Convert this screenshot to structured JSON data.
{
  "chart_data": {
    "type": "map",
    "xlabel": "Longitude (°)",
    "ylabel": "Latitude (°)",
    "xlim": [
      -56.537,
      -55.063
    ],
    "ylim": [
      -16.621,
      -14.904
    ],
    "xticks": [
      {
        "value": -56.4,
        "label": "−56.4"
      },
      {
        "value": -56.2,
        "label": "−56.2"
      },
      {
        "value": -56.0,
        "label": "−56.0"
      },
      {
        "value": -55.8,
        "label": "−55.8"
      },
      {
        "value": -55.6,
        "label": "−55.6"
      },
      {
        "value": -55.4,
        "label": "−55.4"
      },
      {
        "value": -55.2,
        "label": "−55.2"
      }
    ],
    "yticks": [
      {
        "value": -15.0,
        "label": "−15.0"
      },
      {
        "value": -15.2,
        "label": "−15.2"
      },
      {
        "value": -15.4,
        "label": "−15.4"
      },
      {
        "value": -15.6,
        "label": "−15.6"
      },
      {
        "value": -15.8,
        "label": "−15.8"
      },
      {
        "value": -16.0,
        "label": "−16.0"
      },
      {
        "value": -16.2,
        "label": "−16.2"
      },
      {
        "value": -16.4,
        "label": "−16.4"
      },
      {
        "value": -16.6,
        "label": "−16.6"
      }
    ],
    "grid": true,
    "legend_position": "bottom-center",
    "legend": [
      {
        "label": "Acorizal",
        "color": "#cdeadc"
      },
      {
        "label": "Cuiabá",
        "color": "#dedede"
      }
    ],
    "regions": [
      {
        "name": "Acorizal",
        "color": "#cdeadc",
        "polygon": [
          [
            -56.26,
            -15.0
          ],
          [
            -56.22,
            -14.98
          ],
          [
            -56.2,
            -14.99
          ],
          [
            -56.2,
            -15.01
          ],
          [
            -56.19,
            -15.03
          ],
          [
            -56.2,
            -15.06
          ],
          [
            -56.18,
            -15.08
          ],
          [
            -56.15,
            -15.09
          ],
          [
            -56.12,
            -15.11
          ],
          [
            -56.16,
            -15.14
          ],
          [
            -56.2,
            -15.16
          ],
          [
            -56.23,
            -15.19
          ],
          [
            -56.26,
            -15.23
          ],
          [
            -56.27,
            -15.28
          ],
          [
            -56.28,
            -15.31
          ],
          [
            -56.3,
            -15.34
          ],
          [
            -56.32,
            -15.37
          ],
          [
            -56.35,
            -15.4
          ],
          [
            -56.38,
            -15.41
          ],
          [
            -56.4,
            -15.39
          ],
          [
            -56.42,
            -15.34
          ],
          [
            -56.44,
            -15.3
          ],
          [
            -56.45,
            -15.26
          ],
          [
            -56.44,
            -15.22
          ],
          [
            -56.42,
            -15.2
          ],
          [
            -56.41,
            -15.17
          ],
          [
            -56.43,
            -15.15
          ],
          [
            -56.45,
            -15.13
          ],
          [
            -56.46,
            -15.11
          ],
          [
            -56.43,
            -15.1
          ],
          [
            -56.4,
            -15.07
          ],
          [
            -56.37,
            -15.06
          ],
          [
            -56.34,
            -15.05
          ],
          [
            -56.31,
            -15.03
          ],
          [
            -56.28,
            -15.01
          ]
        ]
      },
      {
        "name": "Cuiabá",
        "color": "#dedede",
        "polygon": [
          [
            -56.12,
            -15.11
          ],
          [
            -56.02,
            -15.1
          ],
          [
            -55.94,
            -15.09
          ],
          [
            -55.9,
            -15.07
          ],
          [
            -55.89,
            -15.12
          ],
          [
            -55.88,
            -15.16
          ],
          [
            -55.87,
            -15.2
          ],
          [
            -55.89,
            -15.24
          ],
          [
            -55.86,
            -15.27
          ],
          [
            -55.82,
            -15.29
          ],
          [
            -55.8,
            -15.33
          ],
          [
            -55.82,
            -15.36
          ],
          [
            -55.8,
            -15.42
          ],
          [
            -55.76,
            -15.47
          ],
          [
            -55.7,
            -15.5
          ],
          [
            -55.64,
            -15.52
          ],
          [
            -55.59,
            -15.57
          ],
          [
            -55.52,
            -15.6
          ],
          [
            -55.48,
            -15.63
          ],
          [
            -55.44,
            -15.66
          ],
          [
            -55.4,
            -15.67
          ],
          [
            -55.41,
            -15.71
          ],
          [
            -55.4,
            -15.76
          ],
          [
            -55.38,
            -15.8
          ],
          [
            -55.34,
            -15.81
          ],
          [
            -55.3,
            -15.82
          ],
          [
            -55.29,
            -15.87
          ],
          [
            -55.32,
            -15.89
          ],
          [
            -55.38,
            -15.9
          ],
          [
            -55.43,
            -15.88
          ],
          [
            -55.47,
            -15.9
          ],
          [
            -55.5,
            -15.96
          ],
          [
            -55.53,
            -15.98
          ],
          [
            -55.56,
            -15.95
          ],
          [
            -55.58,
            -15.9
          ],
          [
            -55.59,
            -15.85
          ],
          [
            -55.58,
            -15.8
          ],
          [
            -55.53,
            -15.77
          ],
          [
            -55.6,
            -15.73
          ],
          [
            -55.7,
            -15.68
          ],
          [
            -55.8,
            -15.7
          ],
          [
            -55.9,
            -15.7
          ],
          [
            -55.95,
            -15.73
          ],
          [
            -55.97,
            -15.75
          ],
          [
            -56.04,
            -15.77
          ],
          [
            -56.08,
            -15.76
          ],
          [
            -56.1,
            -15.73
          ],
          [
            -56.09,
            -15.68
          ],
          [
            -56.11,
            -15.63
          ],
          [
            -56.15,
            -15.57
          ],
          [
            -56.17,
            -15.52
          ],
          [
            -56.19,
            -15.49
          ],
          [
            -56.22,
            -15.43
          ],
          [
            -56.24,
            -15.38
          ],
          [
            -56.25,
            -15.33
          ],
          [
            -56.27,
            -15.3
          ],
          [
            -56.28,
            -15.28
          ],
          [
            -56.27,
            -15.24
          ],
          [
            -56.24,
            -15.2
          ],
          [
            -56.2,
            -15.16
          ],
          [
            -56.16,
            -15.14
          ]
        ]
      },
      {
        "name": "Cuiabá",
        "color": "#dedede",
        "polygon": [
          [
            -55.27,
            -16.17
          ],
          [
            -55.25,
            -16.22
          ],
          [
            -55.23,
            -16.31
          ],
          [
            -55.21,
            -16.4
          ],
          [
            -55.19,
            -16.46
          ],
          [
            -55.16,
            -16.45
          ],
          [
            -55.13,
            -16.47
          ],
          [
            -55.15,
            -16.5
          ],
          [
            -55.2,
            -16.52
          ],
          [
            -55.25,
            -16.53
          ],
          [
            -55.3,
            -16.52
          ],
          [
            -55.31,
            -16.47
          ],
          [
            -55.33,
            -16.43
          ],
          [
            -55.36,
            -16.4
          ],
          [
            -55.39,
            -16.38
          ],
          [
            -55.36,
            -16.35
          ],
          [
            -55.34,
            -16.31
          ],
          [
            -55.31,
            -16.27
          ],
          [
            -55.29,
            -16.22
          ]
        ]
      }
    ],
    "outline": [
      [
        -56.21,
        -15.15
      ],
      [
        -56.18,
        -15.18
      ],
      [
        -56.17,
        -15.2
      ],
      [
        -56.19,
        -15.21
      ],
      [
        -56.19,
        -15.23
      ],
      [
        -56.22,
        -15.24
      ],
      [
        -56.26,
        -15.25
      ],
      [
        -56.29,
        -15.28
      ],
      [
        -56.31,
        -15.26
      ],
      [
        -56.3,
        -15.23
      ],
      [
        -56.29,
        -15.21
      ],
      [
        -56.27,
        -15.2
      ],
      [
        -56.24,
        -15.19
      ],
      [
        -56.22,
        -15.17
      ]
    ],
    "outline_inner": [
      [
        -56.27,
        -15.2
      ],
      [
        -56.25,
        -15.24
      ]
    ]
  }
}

• **REQUEST**:
Extract each line of the material exactly as it stands.

• **EXERCISE SOLUTION**:
Convert this screenshot to structured JSON data.
{
  "chart_data": {
    "type": "map",
    "xlabel": "Longitude (°)",
    "ylabel": "Latitude (°)",
    "xlim": [
      -56.537,
      -55.063
    ],
    "ylim": [
      -16.621,
      -14.904
    ],
    "xticks": [
      {
        "value": -56.4,
        "label": "−56.4"
      },
      {
        "value": -56.2,
        "label": "−56.2"
      },
      {
        "value": -56.0,
        "label": "−56.0"
      },
      {
        "value": -55.8,
        "label": "−55.8"
      },
      {
        "value": -55.6,
        "label": "−55.6"
      },
      {
        "value": -55.4,
        "label": "−55.4"
      },
      {
        "value": -55.2,
        "label": "−55.2"
      }
    ],
    "yticks": [
      {
        "value": -15.0,
        "label": "−15.0"
      },
      {
        "value": -15.2,
        "label": "−15.2"
      },
      {
        "value": -15.4,
        "label": "−15.4"
      },
      {
        "value": -15.6,
        "label": "−15.6"
      },
      {
        "value": -15.8,
        "label": "−15.8"
      },
      {
        "value": -16.0,
        "label": "−16.0"
      },
      {
        "value": -16.2,
        "label": "−16.2"
      },
      {
        "value": -16.4,
        "label": "−16.4"
      },
      {
        "value": -16.6,
        "label": "−16.6"
      }
    ],
    "grid": true,
    "legend_position": "bottom-center",
    "legend": [
      {
        "label": "Acorizal",
        "color": "#cdeadc"
      },
      {
        "label": "Cuiabá",
        "color": "#dedede"
      }
    ],
    "regions": [
      {
        "name": "Acorizal",
        "color": "#cdeadc",
        "polygon": [
          [
            -56.26,
            -15.0
          ],
          [
            -56.22,
            -14.98
          ],
          [
            -56.2,
            -14.99
          ],
          [
            -56.2,
            -15.01
          ],
          [
            -56.19,
            -15.03
          ],
          [
            -56.2,
            -15.06
          ],
          [
            -56.18,
            -15.08
          ],
          [
            -56.15,
            -15.09
          ],
          [
            -56.12,
            -15.11
          ],
          [
            -56.16,
            -15.14
          ],
          [
            -56.2,
            -15.16
          ],
          [
            -56.23,
            -15.19
          ],
          [
            -56.26,
            -15.23
          ],
          [
            -56.27,
            -15.28
          ],
          [
            -56.28,
            -15.31
          ],
          [
            -56.3,
            -15.34
          ],
          [
            -56.32,
            -15.37
          ],
          [
            -56.35,
            -15.4
          ],
          [
            -56.38,
            -15.41
          ],
          [
            -56.4,
            -15.39
          ],
          [
            -56.42,
            -15.34
          ],
          [
            -56.44,
            -15.3
          ],
          [
            -56.45,
            -15.26
          ],
          [
            -56.44,
            -15.22
          ],
          [
            -56.42,
            -15.2
          ],
          [
            -56.41,
            -15.17
          ],
          [
            -56.43,
            -15.15
          ],
          [
            -56.45,
            -15.13
          ],
          [
            -56.46,
            -15.11
          ],
          [
            -56.43,
            -15.1
          ],
          [
            -56.4,
            -15.07
          ],
          [
            -56.37,
            -15.06
          ],
          [
            -56.34,
            -15.05
          ],
          [
            -56.31,
            -15.03
          ],
          [
            -56.28,
            -15.01
          ]
        ]
      },
      {
        "name": "Cuiabá",
        "color": "#dedede",
        "polygon": [
          [
            -56.12,
            -15.11
          ],
          [
            -56.02,
            -15.1
          ],
          [
            -55.94,
            -15.09
          ],
          [
            -55.9,
            -15.07
          ],
          [
            -55.89,
            -15.12
          ],
          [
            -55.88,
            -15.16
          ],
          [
            -55.87,
            -15.2
          ],
          [
            -55.89,
            -15.24
          ],
          [
            -55.86,
            -15.27
          ],
          [
            -55.82,
            -15.29
          ],
          [
            -55.8,
            -15.33
          ],
          [
            -55.82,
            -15.36
          ],
          [
            -55.8,
            -15.42
          ],
          [
            -55.76,
            -15.47
          ],
          [
            -55.7,
            -15.5
          ],
          [
            -55.64,
            -15.52
          ],
          [
            -55.59,
            -15.57
          ],
          [
            -55.52,
            -15.6
          ],
          [
            -55.48,
            -15.63
          ],
          [
            -55.44,
            -15.66
          ],
          [
            -55.4,
            -15.67
          ],
          [
            -55.41,
            -15.71
          ],
          [
            -55.4,
            -15.76
          ],
          [
            -55.38,
            -15.8
          ],
          [
            -55.34,
            -15.81
          ],
          [
            -55.3,
            -15.82
          ],
          [
            -55.29,
            -15.87
          ],
          [
            -55.32,
            -15.89
          ],
          [
            -55.38,
            -15.9
          ],
          [
            -55.43,
            -15.88
          ],
          [
            -55.47,
            -15.9
          ],
          [
            -55.5,
            -15.96
          ],
          [
            -55.53,
            -15.98
          ],
          [
            -55.56,
            -15.95
          ],
          [
            -55.58,
            -15.9
          ],
          [
            -55.59,
            -15.85
          ],
          [
            -55.58,
            -15.8
          ],
          [
            -55.53,
            -15.77
          ],
          [
            -55.6,
            -15.73
          ],
          [
            -55.7,
            -15.68
          ],
          [
            -55.8,
            -15.7
          ],
          [
            -55.9,
            -15.7
          ],
          [
            -55.95,
            -15.73
          ],
          [
            -55.97,
            -15.75
          ],
          [
            -56.04,
            -15.77
          ],
          [
            -56.08,
            -15.76
          ],
          [
            -56.1,
            -15.73
          ],
          [
            -56.09,
            -15.68
          ],
          [
            -56.11,
            -15.63
          ],
          [
            -56.15,
            -15.57
          ],
          [
            -56.17,
            -15.52
          ],
          [
            -56.19,
            -15.49
          ],
          [
            -56.22,
            -15.43
          ],
          [
            -56.24,
            -15.38
          ],
          [
            -56.25,
            -15.33
          ],
          [
            -56.27,
            -15.3
          ],
          [
            -56.28,
            -15.28
          ],
          [
            -56.27,
            -15.24
          ],
          [
            -56.24,
            -15.2
          ],
          [
            -56.2,
            -15.16
          ],
          [
            -56.16,
            -15.14
          ]
        ]
      },
      {
        "name": "Cuiabá",
        "color": "#dedede",
        "polygon": [
          [
            -55.27,
            -16.17
          ],
          [
            -55.25,
            -16.22
          ],
          [
            -55.23,
            -16.31
          ],
          [
            -55.21,
            -16.4
          ],
          [
            -55.19,
            -16.46
          ],
          [
            -55.16,
            -16.45
          ],
          [
            -55.13,
            -16.47
          ],
          [
            -55.15,
            -16.5
          ],
          [
            -55.2,
            -16.52
          ],
          [
            -55.25,
            -16.53
          ],
          [
            -55.3,
            -16.52
          ],
          [
            -55.31,
            -16.47
          ],
          [
            -55.33,
            -16.43
          ],
          [
            -55.36,
            -16.4
          ],
          [
            -55.39,
            -16.38
          ],
          [
            -55.36,
            -16.35
          ],
          [
            -55.34,
            -16.31
          ],
          [
            -55.31,
            -16.27
          ],
          [
            -55.29,
            -16.22
          ]
        ]
      }
    ],
    "outline": [
      [
        -56.21,
        -15.15
      ],
      [
        -56.18,
        -15.18
      ],
      [
        -56.17,
        -15.2
      ],
      [
        -56.19,
        -15.21
      ],
      [
        -56.19,
        -15.23
      ],
      [
        -56.22,
        -15.24
      ],
      [
        -56.26,
        -15.25
      ],
      [
        -56.29,
        -15.28
      ],
      [
        -56.31,
        -15.26
      ],
      [
        -56.3,
        -15.23
      ],
      [
        -56.29,
        -15.21
      ],
      [
        -56.27,
        -15.2
      ],
      [
        -56.24,
        -15.19
      ],
      [
        -56.22,
        -15.17
      ]
    ],
    "outline_inner": [
      [
        -56.27,
        -15.2
      ],
      [
        -56.25,
        -15.24
      ]
    ]
  }
}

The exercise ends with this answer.